__Task goal__
Look for the word "title" in the entries below, then copy every line that has it.

__Information shown__
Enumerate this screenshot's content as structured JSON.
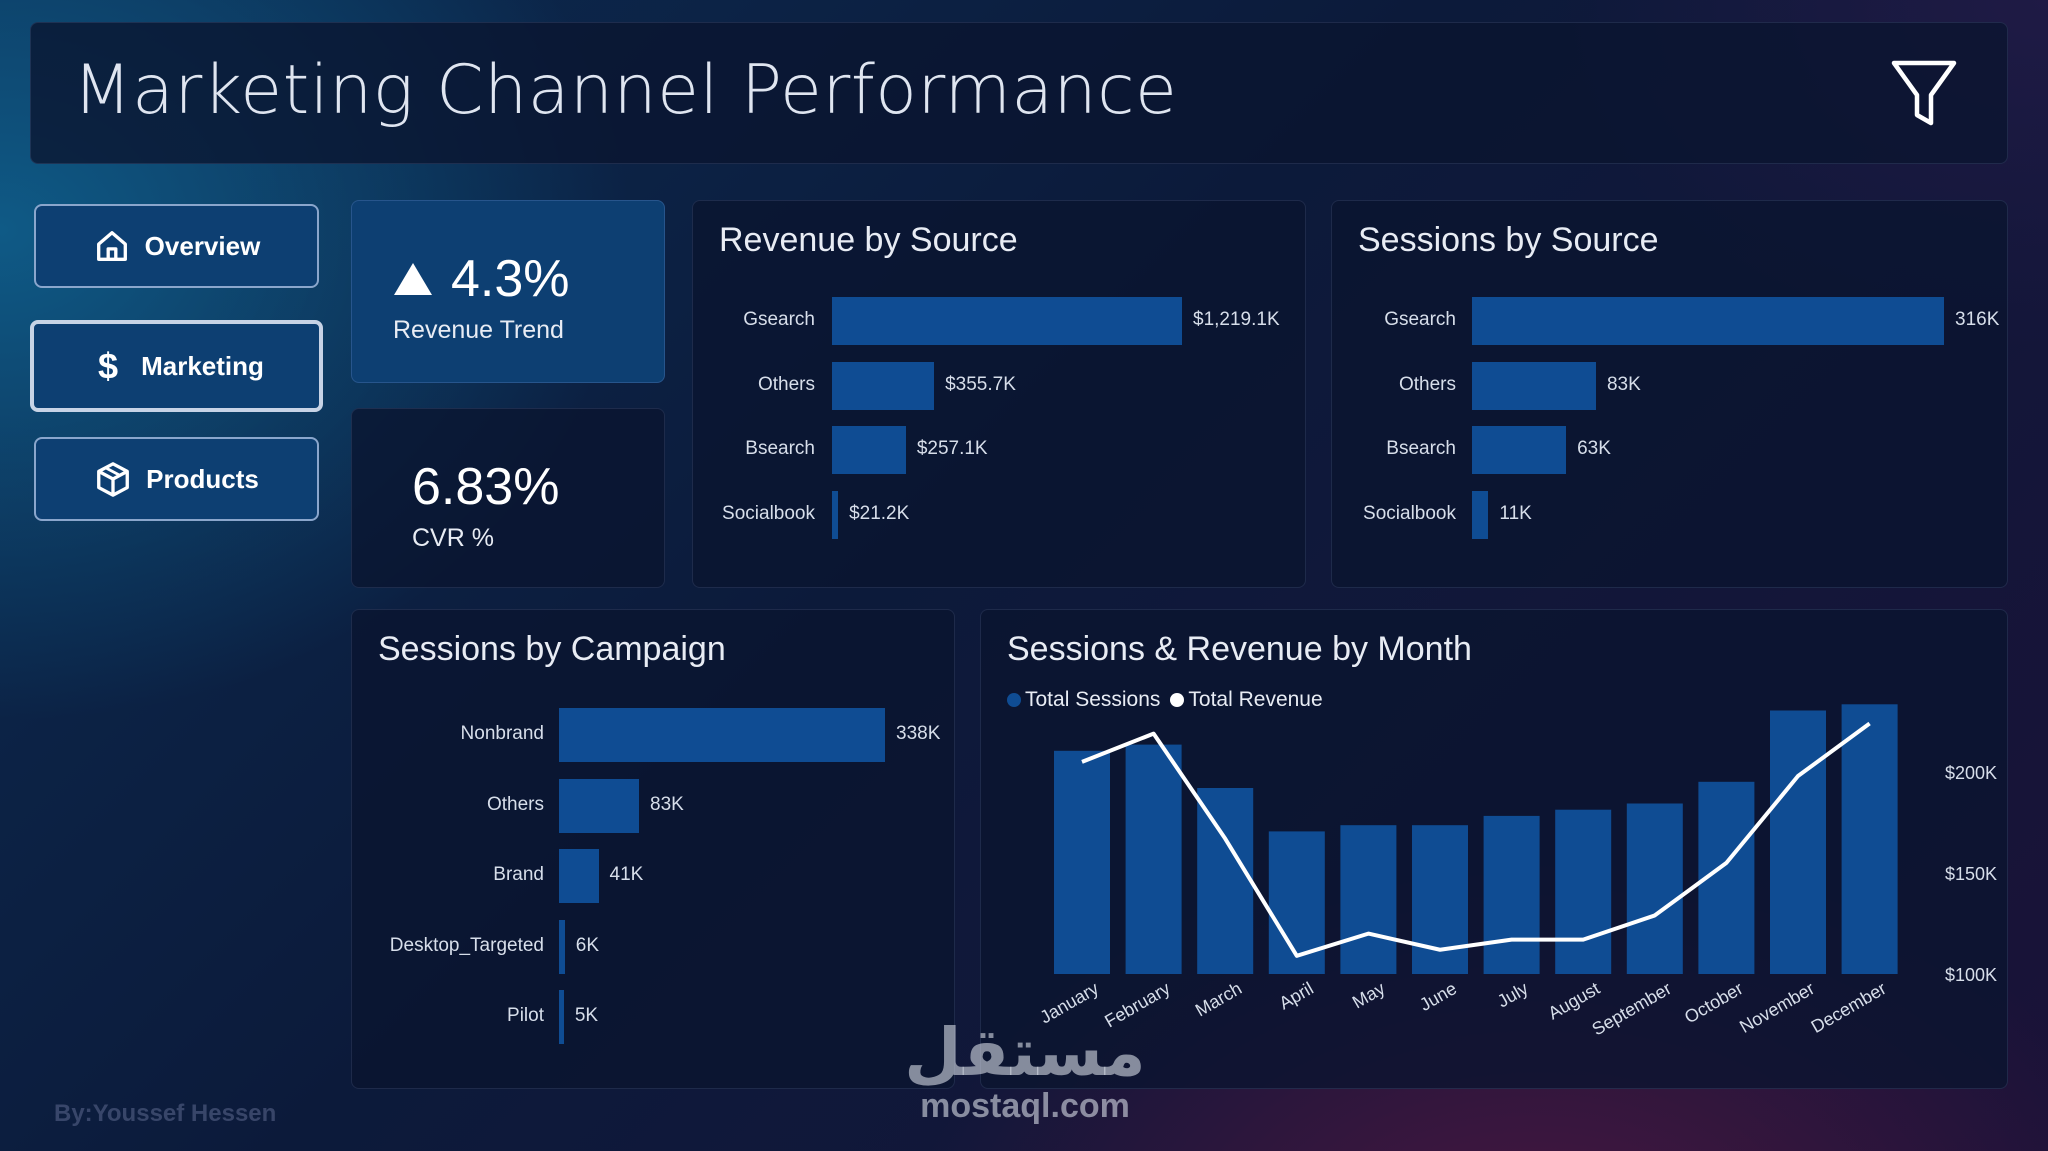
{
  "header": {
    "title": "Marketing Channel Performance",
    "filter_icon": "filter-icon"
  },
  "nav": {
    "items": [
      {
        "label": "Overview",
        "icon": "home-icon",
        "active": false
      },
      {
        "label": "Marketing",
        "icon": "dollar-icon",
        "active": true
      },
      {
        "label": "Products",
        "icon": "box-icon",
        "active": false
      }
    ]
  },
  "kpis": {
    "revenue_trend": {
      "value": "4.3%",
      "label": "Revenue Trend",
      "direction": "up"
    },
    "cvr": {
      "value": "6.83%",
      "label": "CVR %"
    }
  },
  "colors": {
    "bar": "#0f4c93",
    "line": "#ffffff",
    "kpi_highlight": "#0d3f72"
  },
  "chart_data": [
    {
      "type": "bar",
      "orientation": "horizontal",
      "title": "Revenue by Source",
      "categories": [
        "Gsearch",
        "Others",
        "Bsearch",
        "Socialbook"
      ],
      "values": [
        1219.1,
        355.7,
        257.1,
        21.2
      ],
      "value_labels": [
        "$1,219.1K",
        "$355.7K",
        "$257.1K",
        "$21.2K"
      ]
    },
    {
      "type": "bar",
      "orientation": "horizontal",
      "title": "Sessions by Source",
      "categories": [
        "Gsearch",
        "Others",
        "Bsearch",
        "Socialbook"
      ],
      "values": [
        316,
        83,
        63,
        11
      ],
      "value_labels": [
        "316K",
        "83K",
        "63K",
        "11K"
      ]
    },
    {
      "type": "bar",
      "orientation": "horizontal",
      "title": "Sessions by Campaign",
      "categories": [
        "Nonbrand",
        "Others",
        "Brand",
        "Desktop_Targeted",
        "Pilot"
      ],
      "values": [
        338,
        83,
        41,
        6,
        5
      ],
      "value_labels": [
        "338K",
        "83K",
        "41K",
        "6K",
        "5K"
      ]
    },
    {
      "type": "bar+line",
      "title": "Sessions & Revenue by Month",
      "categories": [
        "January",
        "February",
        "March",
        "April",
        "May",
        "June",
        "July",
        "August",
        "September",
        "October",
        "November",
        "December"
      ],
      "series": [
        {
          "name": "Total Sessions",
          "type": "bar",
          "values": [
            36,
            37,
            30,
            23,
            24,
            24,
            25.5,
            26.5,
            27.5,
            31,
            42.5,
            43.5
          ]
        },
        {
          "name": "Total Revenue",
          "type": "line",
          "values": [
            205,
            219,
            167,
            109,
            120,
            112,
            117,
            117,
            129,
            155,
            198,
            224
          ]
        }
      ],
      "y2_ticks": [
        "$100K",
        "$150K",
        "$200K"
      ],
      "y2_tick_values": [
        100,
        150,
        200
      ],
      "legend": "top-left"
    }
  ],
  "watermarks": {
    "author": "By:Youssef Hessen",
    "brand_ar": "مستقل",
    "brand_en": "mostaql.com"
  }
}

__Written response__
    "title": "Marketing Channel Performance",
      "title": "Revenue by Source",
      "title": "Sessions by Source",
      "title": "Sessions by Campaign",
      "title": "Sessions & Revenue by Month",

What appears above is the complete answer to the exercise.